**Problem to work on**
Pull out all lines from the listing below in which the word "kakakaka" appears.
===== Data
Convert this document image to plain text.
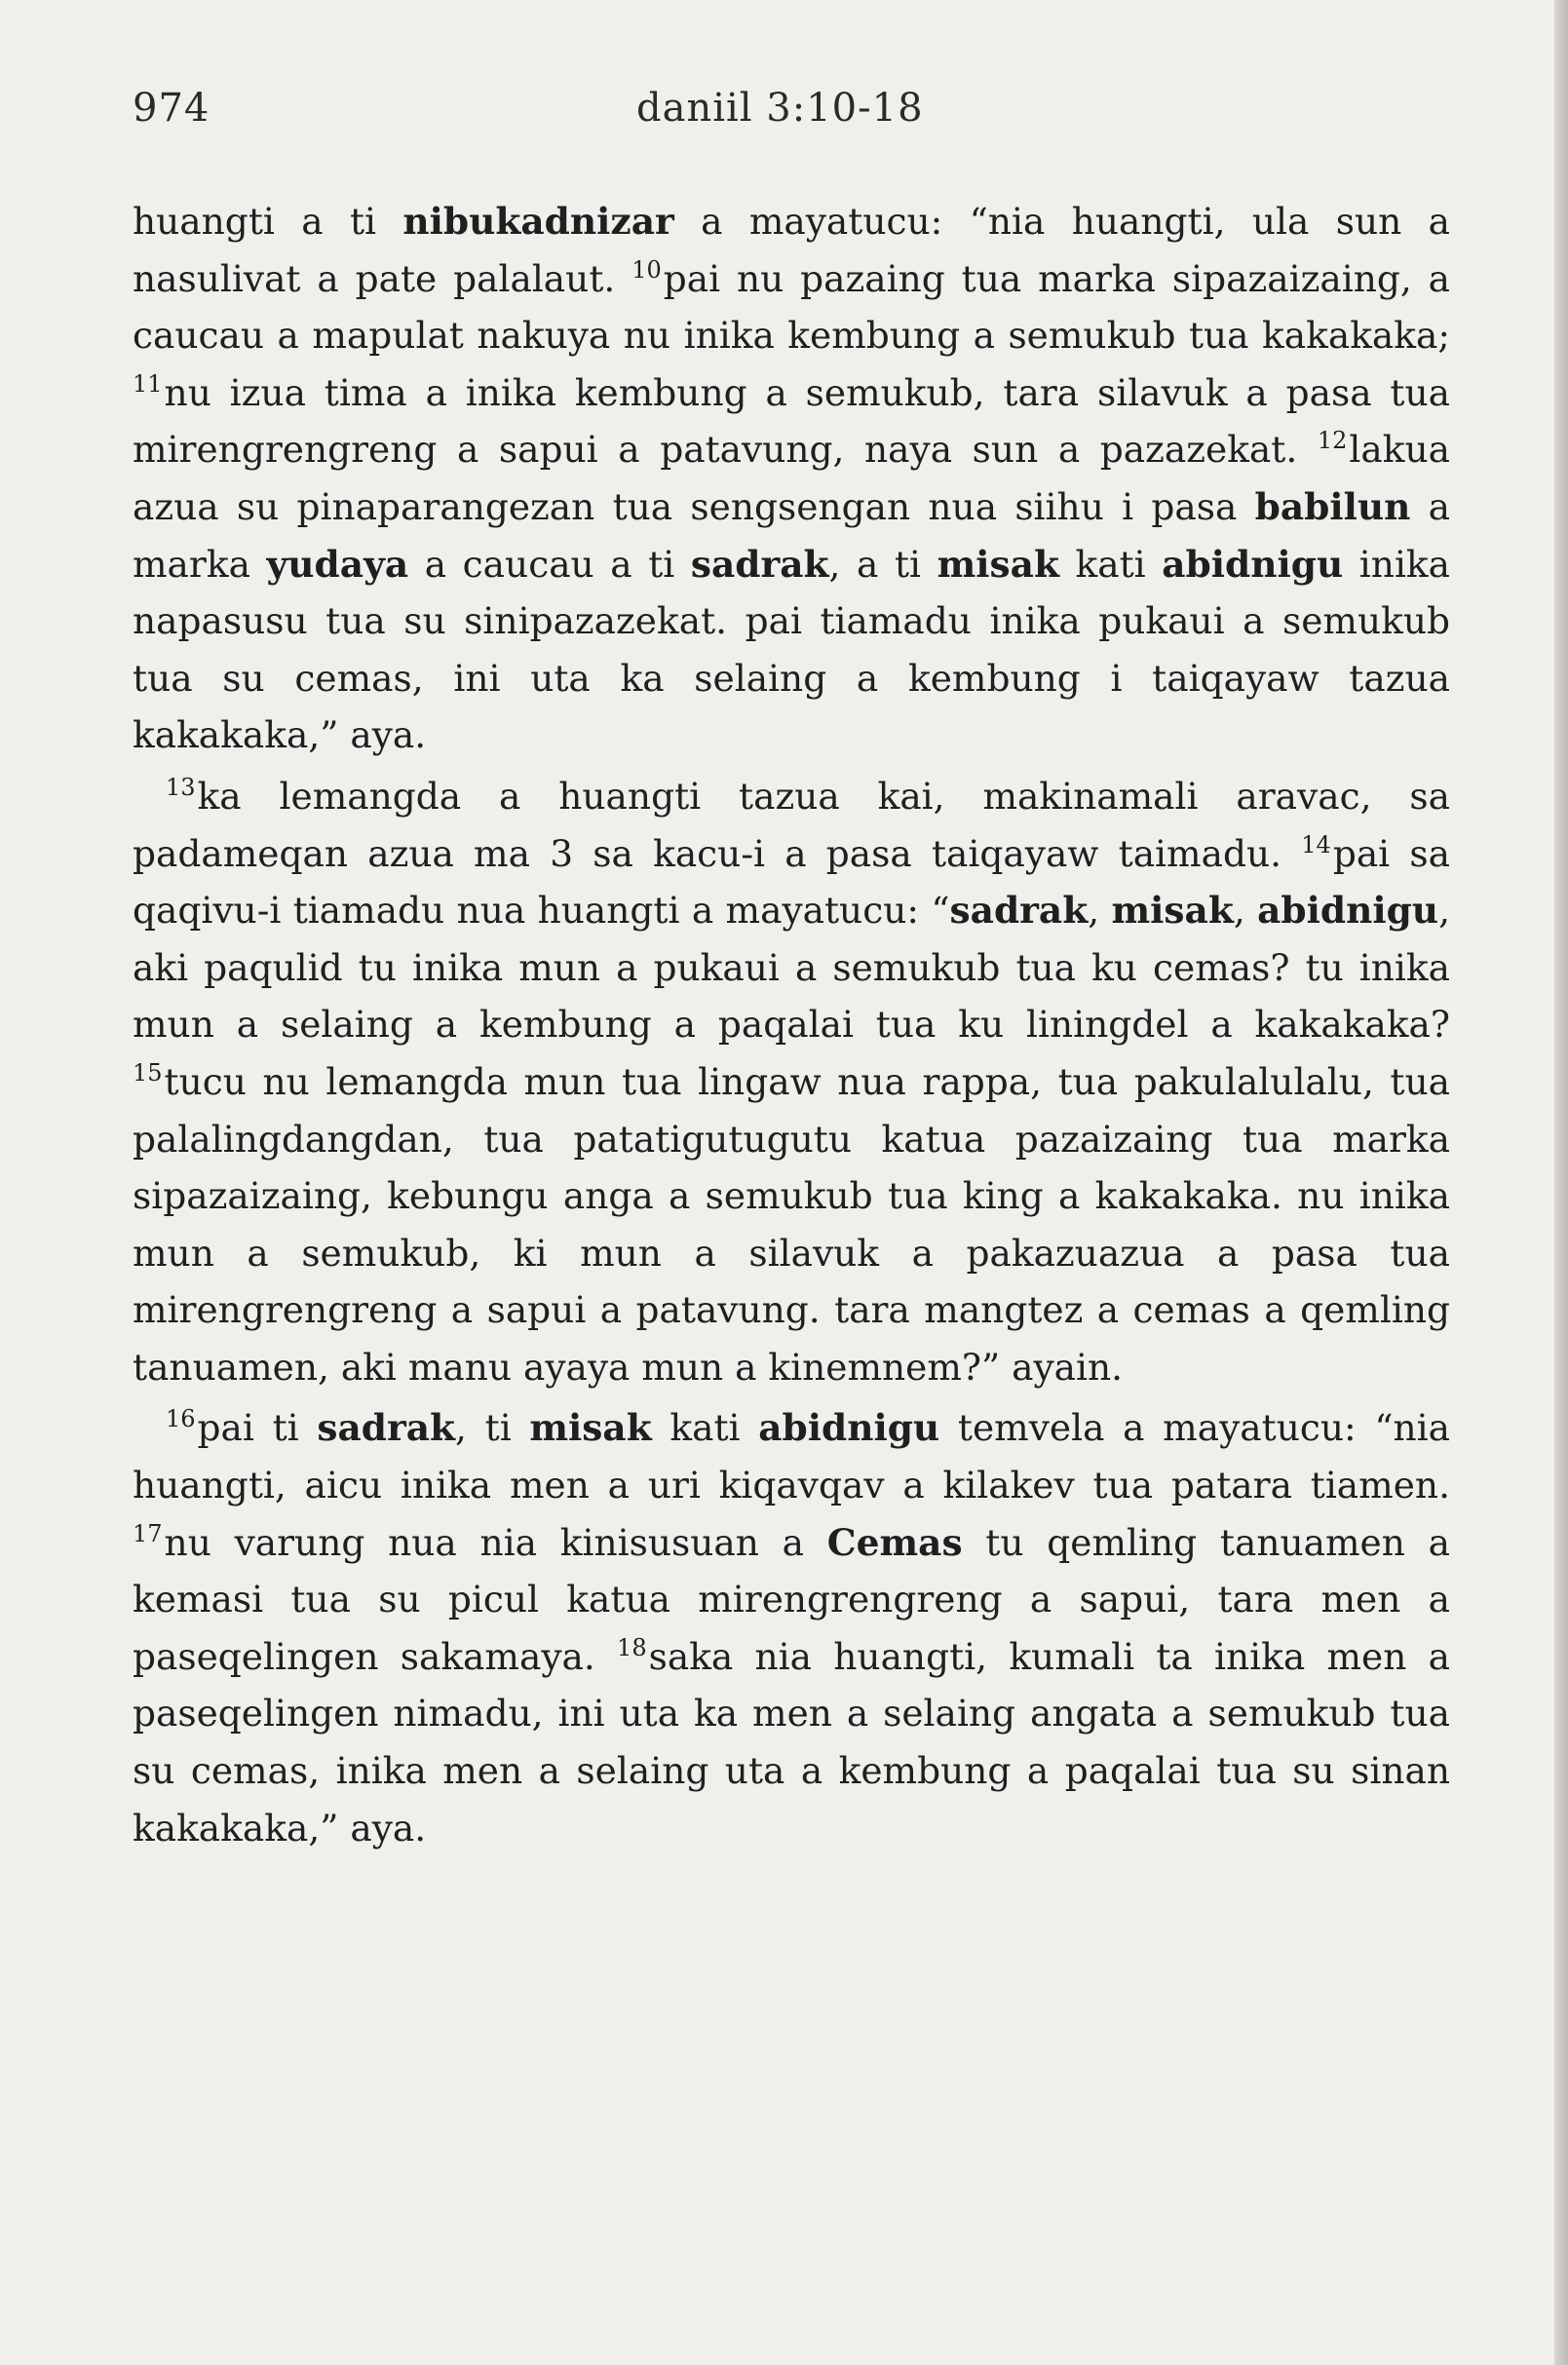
974	daniil 3:10-18

huangti a ti nibukadnizar a mayatucu: “nia huangti, ula sun a nasulivat a pate palalaut. $^{10}$pai nu pazaing tua marka sipazaizaing, a caucau a mapulat nakuya nu inika kembung a semukub tua kakakaka; $^{11}$nu izua tima a inika kembung a semukub, tara silavuk a pasa tua mirengrengreng a sapui a patavung, naya sun a pazazekat. $^{12}$lakua azua su pinaparangezan tua sengsengan nua siihu i pasa babilun a marka yudaya a caucau a ti sadrak, a ti misak kati abidnigu inika napasusu tua su sinipazazekat. pai tiamadu inika pukaui a semukub tua su cemas, ini uta ka selaing a kembung i taiqayaw tazua kakakaka,” aya.

$^{13}$ka lemangda a huangti tazua kai, makinamali aravac, sa padameqan azua ma 3 sa kacu-i a pasa taiqayaw taimadu. $^{14}$pai sa qaqivu-i tiamadu nua huangti a mayatucu: “sadrak, misak, abidnigu, aki paqulid tu inika mun a pukaui a semukub tua ku cemas? tu inika mun a selaing a kembung a paqalai tua ku liningdel a kakakaka? $^{15}$tucu nu lemangda mun tua lingaw nua rappa, tua pakulalulalu, tua palalingdangdan, tua patatigutugutu katua pazaizaing tua marka sipazaizaing, kebungu anga a semukub tua king a kakakaka. nu inika mun a semukub, ki mun a silavuk a pakazuazua a pasa tua mirengrengreng a sapui a patavung. tara mangtez a cemas a qemling tanuamen, aki manu ayaya mun a kinemnem?” ayain.

$^{16}$pai ti sadrak, ti misak kati abidnigu temvela a mayatucu: “nia huangti, aicu inika men a uri kiqavqav a kilakev tua patara tiamen. $^{17}$nu varung nua nia kinisusuan a Cemas tu qemling tanuamen a kemasi tua su picul katua mirengrengreng a sapui, tara men a paseqelingen sakamaya. $^{18}$saka nia huangti, kumali ta inika men a paseqelingen nimadu, ini uta ka men a selaing angata a semukub tua su cemas, inika men a selaing uta a kembung a paqalai tua su sinan kakakaka,” aya.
==========
**Response to the task**
huangti a ti nibukadnizar a mayatucu: “nia huangti, ula sun a nasulivat a pate palalaut. $^{10}$pai nu pazaing tua marka sipazaizaing, a caucau a mapulat nakuya nu inika kembung a semukub tua kakakaka; $^{11}$nu izua tima a inika kembung a semukub, tara silavuk a pasa tua mirengrengreng a sapui a patavung, naya sun a pazazekat. $^{12}$lakua azua su pinaparangezan tua sengsengan nua siihu i pasa babilun a marka yudaya a caucau a ti sadrak, a ti misak kati abidnigu inika napasusu tua su sinipazazekat. pai tiamadu inika pukaui a semukub tua su cemas, ini uta ka selaing a kembung i taiqayaw tazua kakakaka,” aya.
$^{13}$ka lemangda a huangti tazua kai, makinamali aravac, sa padameqan azua ma 3 sa kacu-i a pasa taiqayaw taimadu. $^{14}$pai sa qaqivu-i tiamadu nua huangti a mayatucu: “sadrak, misak, abidnigu, aki paqulid tu inika mun a pukaui a semukub tua ku cemas? tu inika mun a selaing a kembung a paqalai tua ku liningdel a kakakaka? $^{15}$tucu nu lemangda mun tua lingaw nua rappa, tua pakulalulalu, tua palalingdangdan, tua patatigutugutu katua pazaizaing tua marka sipazaizaing, kebungu anga a semukub tua king a kakakaka. nu inika mun a semukub, ki mun a silavuk a pakazuazua a pasa tua mirengrengreng a sapui a patavung. tara mangtez a cemas a qemling tanuamen, aki manu ayaya mun a kinemnem?” ayain.
$^{16}$pai ti sadrak, ti misak kati abidnigu temvela a mayatucu: “nia huangti, aicu inika men a uri kiqavqav a kilakev tua patara tiamen. $^{17}$nu varung nua nia kinisusuan a Cemas tu qemling tanuamen a kemasi tua su picul katua mirengrengreng a sapui, tara men a paseqelingen sakamaya. $^{18}$saka nia huangti, kumali ta inika men a paseqelingen nimadu, ini uta ka men a selaing angata a semukub tua su cemas, inika men a selaing uta a kembung a paqalai tua su sinan kakakaka,” aya.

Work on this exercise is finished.